[EXTRACTED RECORDS]:
★ ★ ★
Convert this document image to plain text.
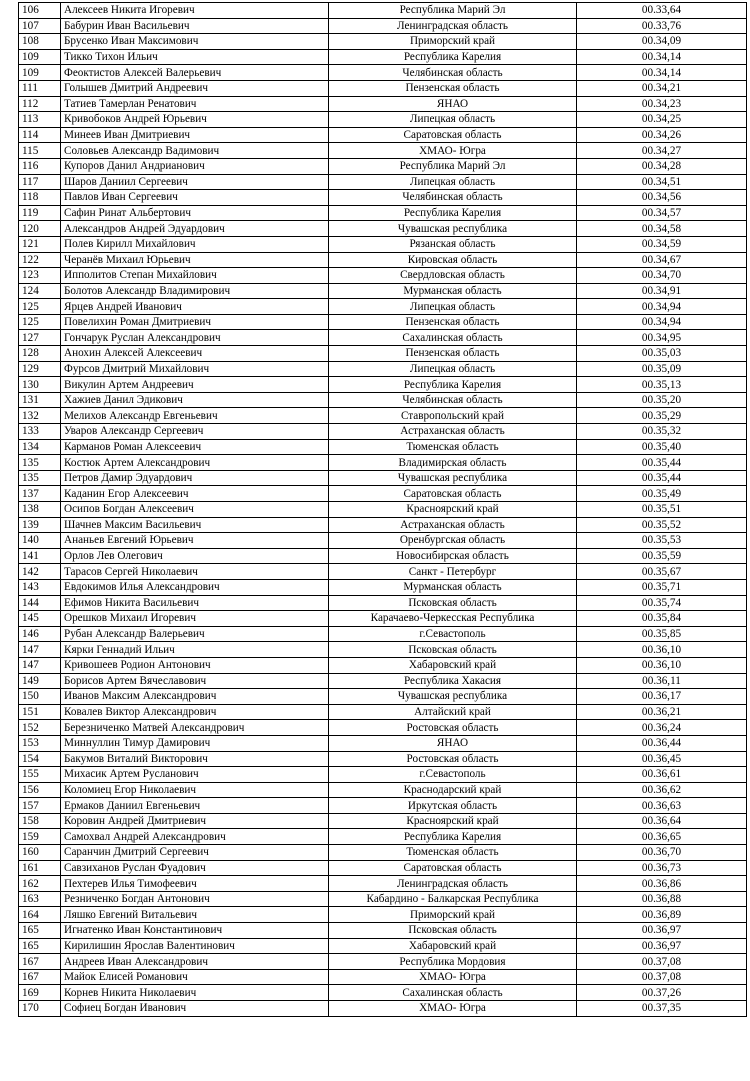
106	Алексеев Никита Игоревич	Республика Марий Эл	00.33,64
107	Бабурин Иван Васильевич	Ленинградская область	00.33,76
108	Брусенко Иван Максимович	Приморский край	00.34,09
109	Тикко Тихон Ильич	Республика Карелия	00.34,14
109	Феоктистов Алексей Валерьевич	Челябинская область	00.34,14
111	Голышев Дмитрий Андреевич	Пензенская область	00.34,21
112	Татиев Тамерлан Ренатович	ЯНАО	00.34,23
113	Кривобоков Андрей Юрьевич	Липецкая область	00.34,25
114	Минеев Иван Дмитриевич	Саратовская область	00.34,26
115	Соловьев Александр Вадимович	ХМАО- Югра	00.34,27
116	Купоров Данил Андрианович	Республика Марий Эл	00.34,28
117	Шаров Даниил Сергеевич	Липецкая область	00.34,51
118	Павлов Иван Сергеевич	Челябинская область	00.34,56
119	Сафин Ринат Альбертович	Республика Карелия	00.34,57
120	Александров Андрей Эдуардович	Чувашская республика	00.34,58
121	Полев Кирилл Михайлович	Рязанская область	00.34,59
122	Черанёв Михаил Юрьевич	Кировская область	00.34,67
123	Ипполитов Степан Михайлович	Свердловская область	00.34,70
124	Болотов Александр Владимирович	Мурманская область	00.34,91
125	Ярцев Андрей Иванович	Липецкая область	00.34,94
125	Повелихин Роман Дмитриевич	Пензенская область	00.34,94
127	Гончарук Руслан Александрович	Сахалинская область	00.34,95
128	Анохин Алексей Алексеевич	Пензенская область	00.35,03
129	Фурсов Дмитрий Михайлович	Липецкая область	00.35,09
130	Викулин Артем Андреевич	Республика Карелия	00.35,13
131	Хажиев Данил Эдикович	Челябинская область	00.35,20
132	Мелихов Александр Евгеньевич	Ставропольский край	00.35,29
133	Уваров Александр Сергеевич	Астраханская область	00.35,32
134	Карманов Роман Алексеевич	Тюменская область	00.35,40
135	Костюк Артем Александрович	Владимирская область	00.35,44
135	Петров Дамир Эдуардович	Чувашская республика	00.35,44
137	Каданин Егор Алексеевич	Саратовская область	00.35,49
138	Осипов Богдан Алексеевич	Красноярский край	00.35,51
139	Шачнев Максим Васильевич	Астраханская область	00.35,52
140	Ананьев Евгений Юрьевич	Оренбургская область	00.35,53
141	Орлов Лев Олегович	Новосибирская область	00.35,59
142	Тарасов Сергей Николаевич	Санкт - Петербург	00.35,67
143	Евдокимов Илья Александрович	Мурманская область	00.35,71
144	Ефимов Никита Васильевич	Псковская область	00.35,74
145	Орешков Михаил Игоревич	Карачаево-Черкесская Республика	00.35,84
146	Рубан Александр Валерьевич	г.Севастополь	00.35,85
147	Кярки Геннадий Ильич	Псковская область	00.36,10
147	Кривошеев Родион Антонович	Хабаровский край	00.36,10
149	Борисов Артем Вячеславович	Республика Хакасия	00.36,11
150	Иванов Максим Александрович	Чувашская республика	00.36,17
151	Ковалев Виктор Александрович	Алтайский край	00.36,21
152	Березниченко Матвей Александрович	Ростовская область	00.36,24
153	Миннуллин Тимур Дамирович	ЯНАО	00.36,44
154	Бакумов Виталий Викторович	Ростовская область	00.36,45
155	Михасик Артем Русланович	г.Севастополь	00.36,61
156	Коломиец Егор Николаевич	Краснодарский край	00.36,62
157	Ермаков Даниил Евгеньевич	Иркутская область	00.36,63
158	Коровин Андрей Дмитриевич	Красноярский край	00.36,64
159	Самохвал Андрей Александрович	Республика Карелия	00.36,65
160	Саранчин Дмитрий Сергеевич	Тюменская область	00.36,70
161	Савзиханов Руслан Фуадович	Саратовская область	00.36,73
162	Пехтерев Илья Тимофеевич	Ленинградская область	00.36,86
163	Резниченко Богдан Антонович	Кабардино - Балкарская Республика	00.36,88
164	Ляшко Евгений Витальевич	Приморский край	00.36,89
165	Игнатенко Иван Константинович	Псковская область	00.36,97
165	Кирилишин Ярослав Валентинович	Хабаровский край	00.36,97
167	Андреев Иван Александрович	Республика Мордовия	00.37,08
167	Майок Елисей Романович	ХМАО- Югра	00.37,08
169	Корнев Никита Николаевич	Сахалинская область	00.37,26
170	Софиец Богдан Иванович	ХМАО- Югра	00.37,35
★ ★ ★
Where does the word "Евгеньевич" appear in the listing? List each line that holds it.

[IN RESPONSE]:
132	Мелихов Александр Евгеньевич	Ставропольский край	00.35,29
157	Ермаков Даниил Евгеньевич	Иркутская область	00.36,63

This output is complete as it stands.